** To do **
Transcribe the listing in full, excluding any pictures.

(Items from a data source)
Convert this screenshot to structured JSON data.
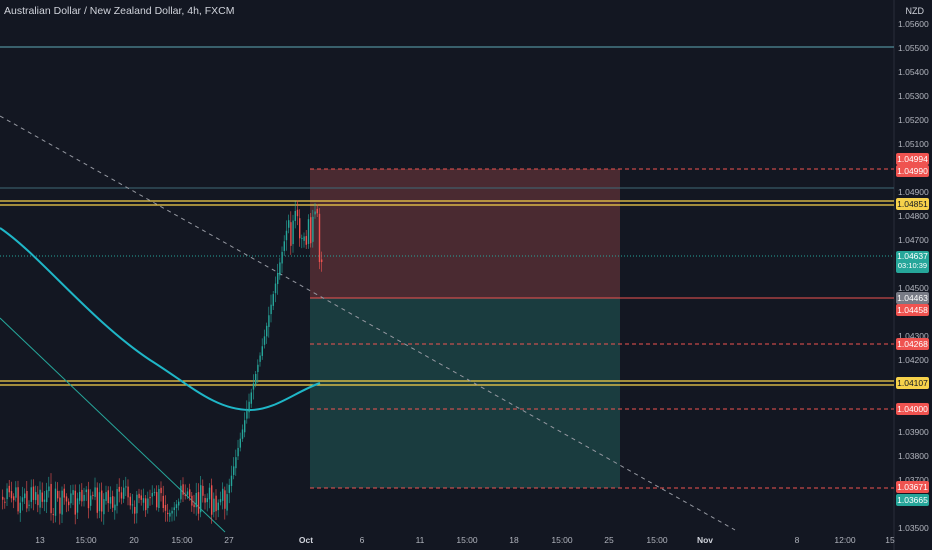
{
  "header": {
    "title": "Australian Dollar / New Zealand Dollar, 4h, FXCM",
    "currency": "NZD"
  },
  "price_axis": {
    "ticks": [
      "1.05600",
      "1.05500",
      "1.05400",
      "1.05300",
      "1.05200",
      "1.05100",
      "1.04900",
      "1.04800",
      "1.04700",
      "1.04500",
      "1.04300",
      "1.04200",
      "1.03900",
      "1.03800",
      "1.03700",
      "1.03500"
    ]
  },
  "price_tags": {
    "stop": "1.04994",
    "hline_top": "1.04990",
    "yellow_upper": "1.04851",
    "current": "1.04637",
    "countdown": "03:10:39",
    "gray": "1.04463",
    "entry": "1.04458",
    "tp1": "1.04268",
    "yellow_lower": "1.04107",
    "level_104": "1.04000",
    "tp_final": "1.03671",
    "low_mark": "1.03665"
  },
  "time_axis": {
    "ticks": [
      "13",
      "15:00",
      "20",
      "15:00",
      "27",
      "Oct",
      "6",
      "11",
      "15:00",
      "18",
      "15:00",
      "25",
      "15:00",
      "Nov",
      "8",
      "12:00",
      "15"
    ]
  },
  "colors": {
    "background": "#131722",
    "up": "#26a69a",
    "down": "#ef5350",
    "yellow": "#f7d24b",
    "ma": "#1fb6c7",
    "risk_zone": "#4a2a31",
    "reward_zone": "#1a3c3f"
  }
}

** Result of this task **
Convert this screenshot to structured JSON data.
{
  "header": {
    "title": "Australian Dollar / New Zealand Dollar, 4h, FXCM",
    "currency": "NZD"
  },
  "price_axis": {
    "ticks": [
      "1.05600",
      "1.05500",
      "1.05400",
      "1.05300",
      "1.05200",
      "1.05100",
      "1.04900",
      "1.04800",
      "1.04700",
      "1.04500",
      "1.04300",
      "1.04200",
      "1.03900",
      "1.03800",
      "1.03700",
      "1.03500"
    ]
  },
  "price_tags": {
    "stop": "1.04994",
    "hline_top": "1.04990",
    "yellow_upper": "1.04851",
    "current": "1.04637",
    "countdown": "03:10:39",
    "gray": "1.04463",
    "entry": "1.04458",
    "tp1": "1.04268",
    "yellow_lower": "1.04107",
    "level_104": "1.04000",
    "tp_final": "1.03671",
    "low_mark": "1.03665"
  },
  "time_axis": {
    "ticks": [
      "13",
      "15:00",
      "20",
      "15:00",
      "27",
      "Oct",
      "6",
      "11",
      "15:00",
      "18",
      "15:00",
      "25",
      "15:00",
      "Nov",
      "8",
      "12:00",
      "15"
    ]
  },
  "colors": {
    "background": "#131722",
    "up": "#26a69a",
    "down": "#ef5350",
    "yellow": "#f7d24b",
    "ma": "#1fb6c7",
    "risk_zone": "#4a2a31",
    "reward_zone": "#1a3c3f"
  }
}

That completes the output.